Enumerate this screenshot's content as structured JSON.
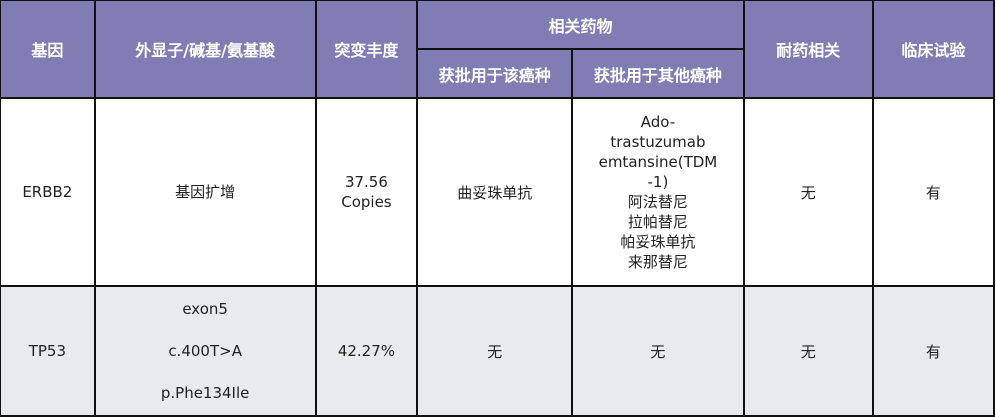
{
  "header": {
    "gene": "基因",
    "exon": "外显子/碱基/氨基酸",
    "abundance": "突变丰度",
    "drugs": "相关药物",
    "approved_this": "获批用于该癌种",
    "approved_other": "获批用于其他癌种",
    "resistance": "耐药相关",
    "trial": "临床试验"
  },
  "header_color": "#7f7db3",
  "rows": [
    {
      "gene": "ERBB2",
      "exon": [
        "基因扩增"
      ],
      "abundance": [
        "37.56",
        "Copies"
      ],
      "approved_this": "曲妥珠单抗",
      "approved_other": [
        "Ado-",
        "trastuzumab",
        "emtansine(TDM",
        "-1)",
        "阿法替尼",
        "拉帕替尼",
        "帕妥珠单抗",
        "来那替尼"
      ],
      "resistance": "无",
      "trial": "有"
    },
    {
      "gene": "TP53",
      "exon": [
        "exon5",
        "c.400T>A",
        "p.Phe134Ile"
      ],
      "abundance": [
        "42.27%"
      ],
      "approved_this": "无",
      "approved_other": [
        "无"
      ],
      "resistance": "无",
      "trial": "有"
    }
  ]
}
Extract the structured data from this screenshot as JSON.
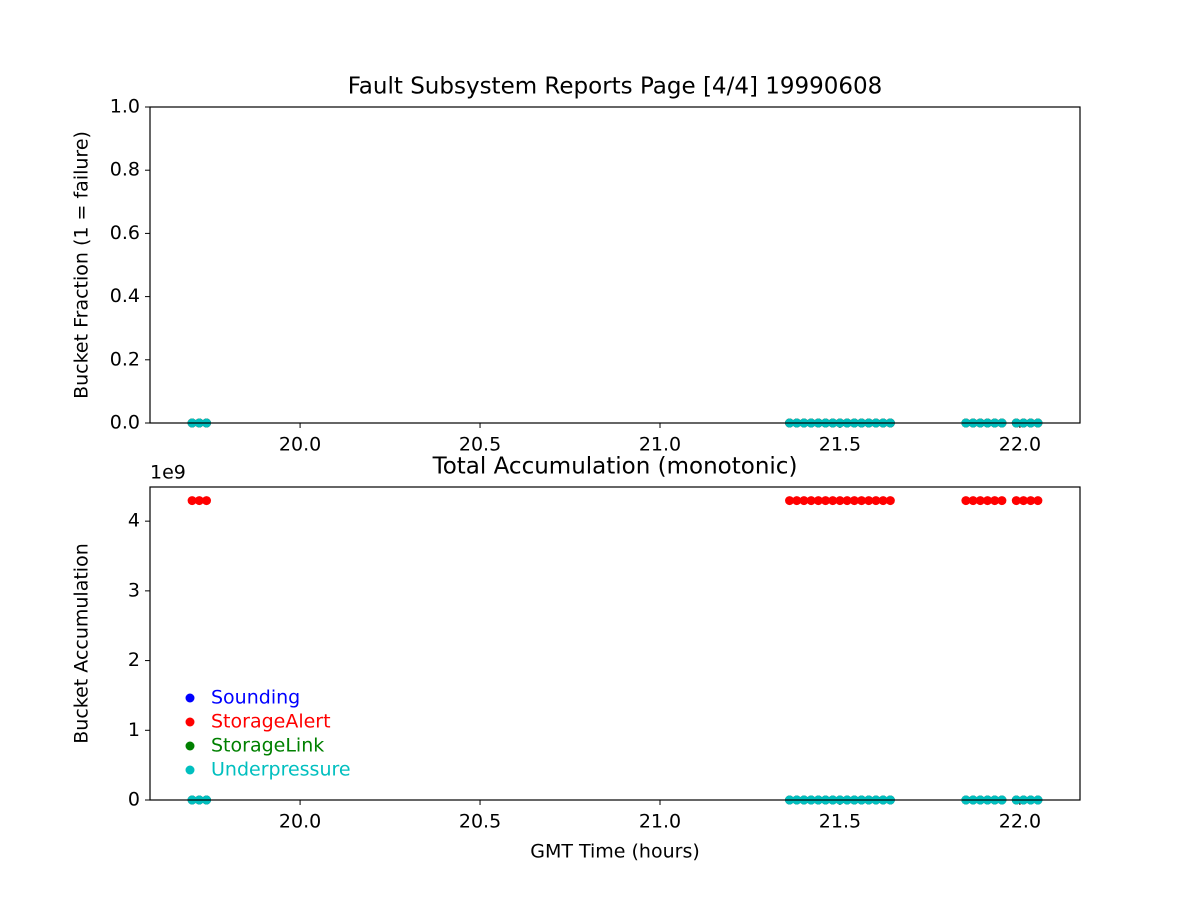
{
  "chart_data": [
    {
      "type": "scatter",
      "title": "Fault Subsystem Reports Page [4/4] 19990608",
      "y_label": "Bucket Fraction (1 = failure)",
      "x": [
        19.7,
        19.72,
        19.74,
        21.36,
        21.38,
        21.4,
        21.42,
        21.44,
        21.46,
        21.48,
        21.5,
        21.52,
        21.54,
        21.56,
        21.58,
        21.6,
        21.62,
        21.64,
        21.85,
        21.87,
        21.89,
        21.91,
        21.93,
        21.95,
        21.99,
        22.01,
        22.03,
        22.05
      ],
      "series": [
        {
          "color": "#0000ff",
          "values": [
            0,
            0,
            0,
            0,
            0,
            0,
            0,
            0,
            0,
            0,
            0,
            0,
            0,
            0,
            0,
            0,
            0,
            0,
            0,
            0,
            0,
            0,
            0,
            0,
            0,
            0,
            0,
            0
          ]
        },
        {
          "color": "#ff0000",
          "values": [
            0,
            0,
            0,
            0,
            0,
            0,
            0,
            0,
            0,
            0,
            0,
            0,
            0,
            0,
            0,
            0,
            0,
            0,
            0,
            0,
            0,
            0,
            0,
            0,
            0,
            0,
            0,
            0
          ]
        },
        {
          "color": "#008000",
          "values": [
            0,
            0,
            0,
            0,
            0,
            0,
            0,
            0,
            0,
            0,
            0,
            0,
            0,
            0,
            0,
            0,
            0,
            0,
            0,
            0,
            0,
            0,
            0,
            0,
            0,
            0,
            0,
            0
          ]
        },
        {
          "color": "#00bfbf",
          "values": [
            0,
            0,
            0,
            0,
            0,
            0,
            0,
            0,
            0,
            0,
            0,
            0,
            0,
            0,
            0,
            0,
            0,
            0,
            0,
            0,
            0,
            0,
            0,
            0,
            0,
            0,
            0,
            0
          ]
        }
      ],
      "xlim": [
        19.583,
        22.167
      ],
      "xticks": [
        {
          "value": 20,
          "label": "20.0"
        },
        20.5,
        {
          "value": 21,
          "label": "21.0"
        },
        21.5,
        {
          "value": 22,
          "label": "22.0"
        }
      ],
      "ylim": [
        0,
        1
      ],
      "yticks": [
        {
          "value": 0,
          "label": "0.0"
        },
        0.2,
        0.4,
        0.6,
        0.8,
        {
          "value": 1,
          "label": "1.0"
        }
      ]
    },
    {
      "type": "scatter",
      "title": "Total Accumulation (monotonic)",
      "x_label": "GMT Time (hours)",
      "y_label": "Bucket Accumulation",
      "y_offset_label": "1e9",
      "x": [
        19.7,
        19.72,
        19.74,
        21.36,
        21.38,
        21.4,
        21.42,
        21.44,
        21.46,
        21.48,
        21.5,
        21.52,
        21.54,
        21.56,
        21.58,
        21.6,
        21.62,
        21.64,
        21.85,
        21.87,
        21.89,
        21.91,
        21.93,
        21.95,
        21.99,
        22.01,
        22.03,
        22.05
      ],
      "series": [
        {
          "name": "Sounding",
          "color": "#0000ff",
          "values": [
            0,
            0,
            0,
            0,
            0,
            0,
            0,
            0,
            0,
            0,
            0,
            0,
            0,
            0,
            0,
            0,
            0,
            0,
            0,
            0,
            0,
            0,
            0,
            0,
            0,
            0,
            0,
            0
          ]
        },
        {
          "name": "StorageAlert",
          "color": "#ff0000",
          "values": [
            4294967295,
            4294967295,
            4294967295,
            4294967295,
            4294967295,
            4294967295,
            4294967295,
            4294967295,
            4294967295,
            4294967295,
            4294967295,
            4294967295,
            4294967295,
            4294967295,
            4294967295,
            4294967295,
            4294967295,
            4294967295,
            4294967295,
            4294967295,
            4294967295,
            4294967295,
            4294967295,
            4294967295,
            4294967295,
            4294967295,
            4294967295,
            4294967295
          ]
        },
        {
          "name": "StorageLink",
          "color": "#008000",
          "values": [
            0,
            0,
            0,
            0,
            0,
            0,
            0,
            0,
            0,
            0,
            0,
            0,
            0,
            0,
            0,
            0,
            0,
            0,
            0,
            0,
            0,
            0,
            0,
            0,
            0,
            0,
            0,
            0
          ]
        },
        {
          "name": "Underpressure",
          "color": "#00bfbf",
          "values": [
            0,
            0,
            0,
            0,
            0,
            0,
            0,
            0,
            0,
            0,
            0,
            0,
            0,
            0,
            0,
            0,
            0,
            0,
            0,
            0,
            0,
            0,
            0,
            0,
            0,
            0,
            0,
            0
          ]
        }
      ],
      "xlim": [
        19.583,
        22.167
      ],
      "xticks": [
        {
          "value": 20,
          "label": "20.0"
        },
        20.5,
        {
          "value": 21,
          "label": "21.0"
        },
        21.5,
        {
          "value": 22,
          "label": "22.0"
        }
      ],
      "ylim": [
        0,
        4490000000
      ],
      "yticks": [
        {
          "value": 0,
          "label": "0"
        },
        {
          "value": 1000000000,
          "label": "1"
        },
        {
          "value": 2000000000,
          "label": "2"
        },
        {
          "value": 3000000000,
          "label": "3"
        },
        {
          "value": 4000000000,
          "label": "4"
        }
      ],
      "legend": "lower left"
    }
  ]
}
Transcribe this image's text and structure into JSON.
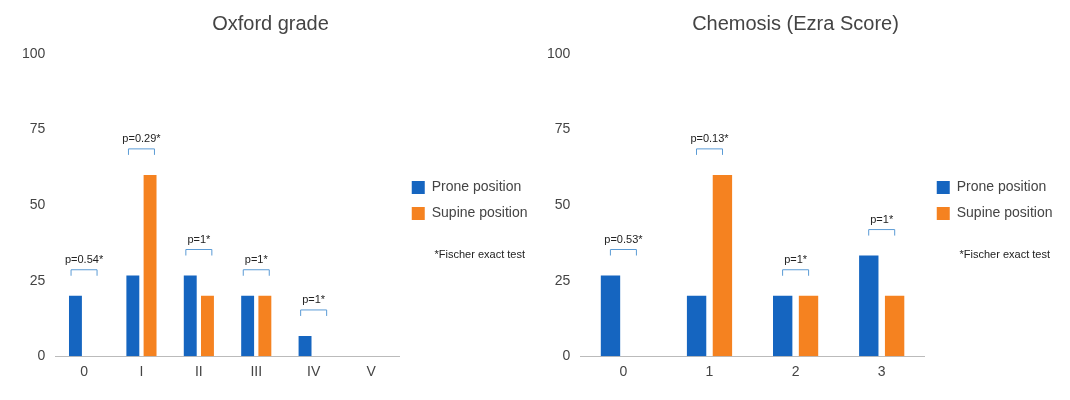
{
  "chart_data": [
    {
      "type": "bar",
      "title": "Oxford grade",
      "categories": [
        "0",
        "I",
        "II",
        "III",
        "IV",
        "V"
      ],
      "series": [
        {
          "name": "Prone position",
          "color": "#1565c0",
          "values": [
            20,
            26.7,
            26.7,
            20,
            6.7,
            0
          ]
        },
        {
          "name": "Supine position",
          "color": "#f58220",
          "values": [
            0,
            60,
            20,
            20,
            0,
            0
          ]
        }
      ],
      "ylim": [
        0,
        100
      ],
      "yticks": [
        0,
        25,
        50,
        75,
        100
      ],
      "grid": false,
      "legend": "right",
      "annotations": [
        "p=0.54*",
        "p=0.29*",
        "p=1*",
        "p=1*",
        "p=1*",
        "*Fischer exact test"
      ]
    },
    {
      "type": "bar",
      "title": "Chemosis (Ezra Score)",
      "categories": [
        "0",
        "1",
        "2",
        "3"
      ],
      "series": [
        {
          "name": "Prone position",
          "color": "#1565c0",
          "values": [
            26.7,
            20,
            20,
            33.3
          ]
        },
        {
          "name": "Supine position",
          "color": "#f58220",
          "values": [
            0,
            60,
            20,
            20
          ]
        }
      ],
      "ylim": [
        0,
        100
      ],
      "yticks": [
        0,
        25,
        50,
        75,
        100
      ],
      "grid": false,
      "legend": "right",
      "annotations": [
        "p=0.53*",
        "p=0.13*",
        "p=1*",
        "p=1*",
        "*Fischer exact test"
      ]
    }
  ]
}
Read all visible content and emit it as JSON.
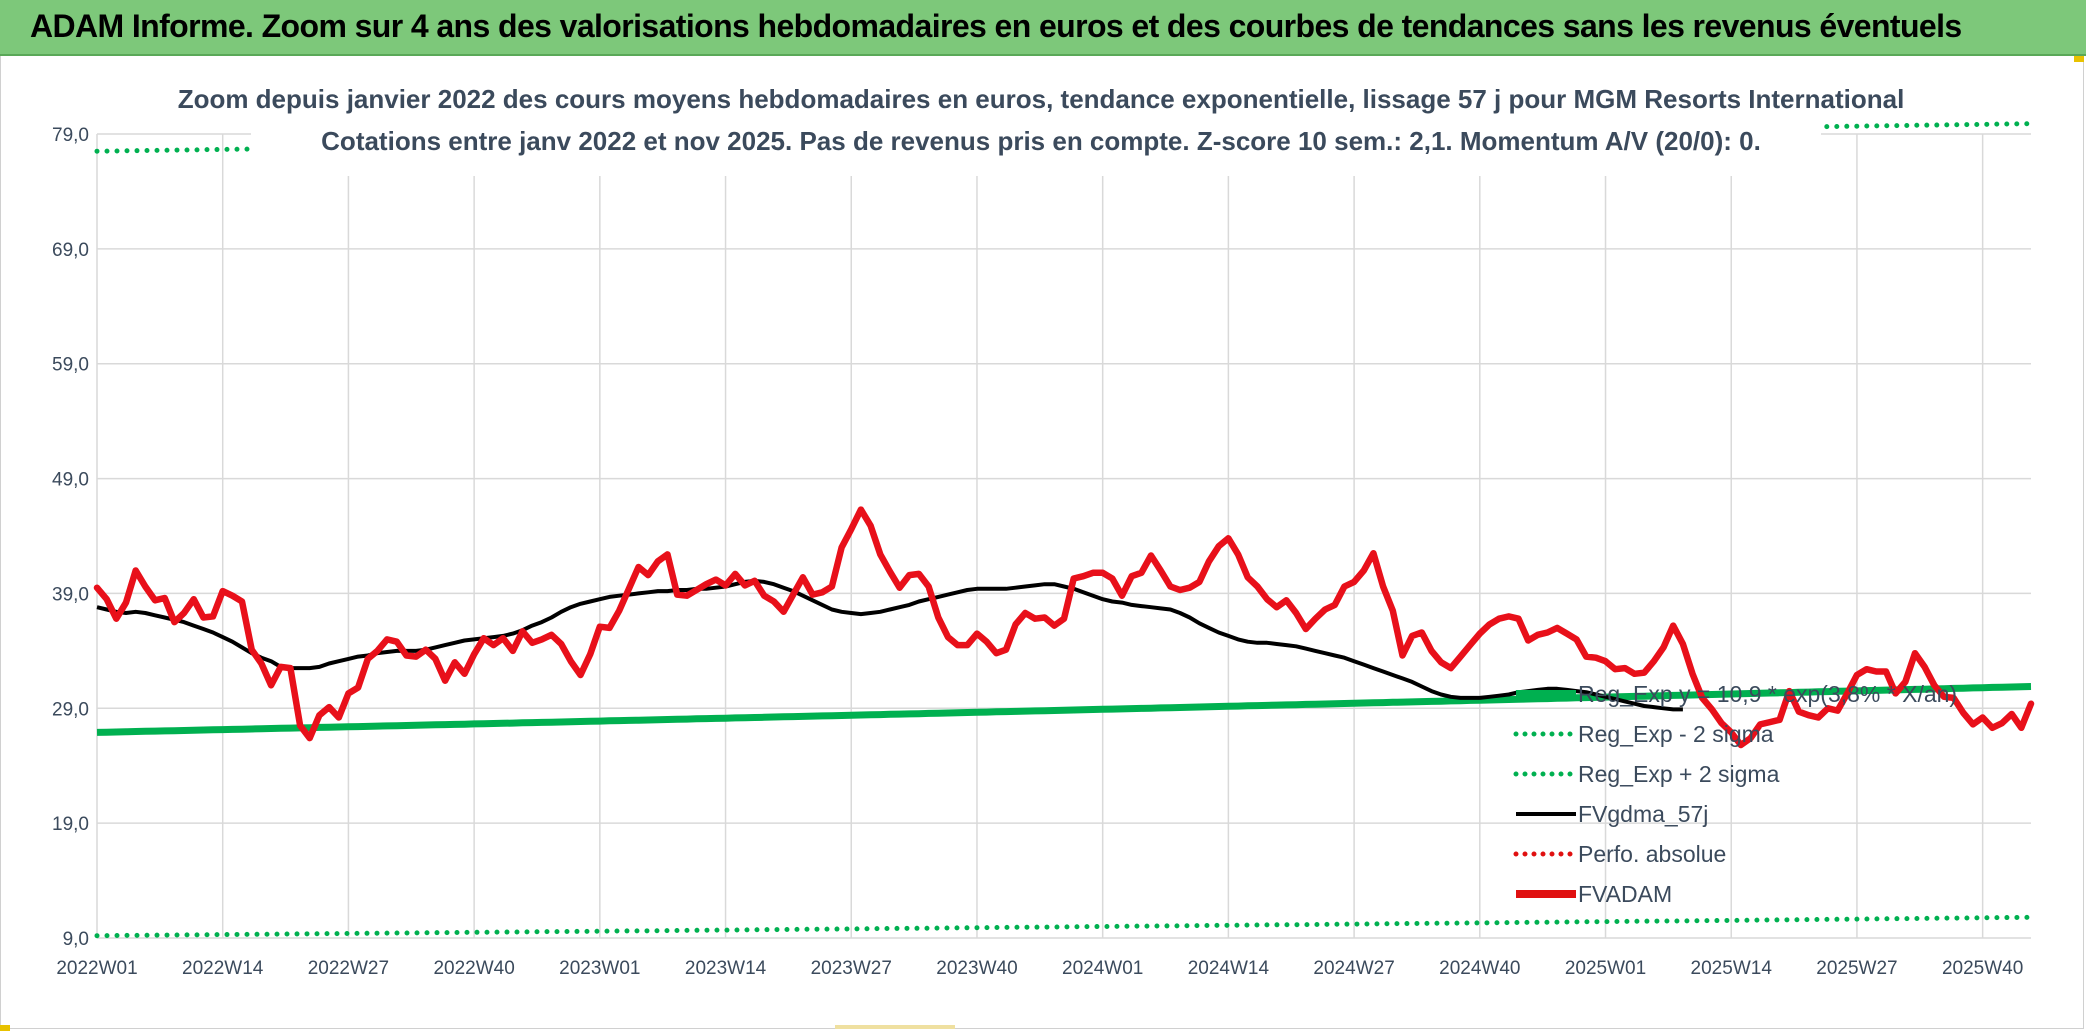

* _Short exercise_: Show all lines above holding "screenshot".

* _Completed task_:
Enumerate this screenshot's content as structured JSON.
Extract the structured data from this screenshot as JSON.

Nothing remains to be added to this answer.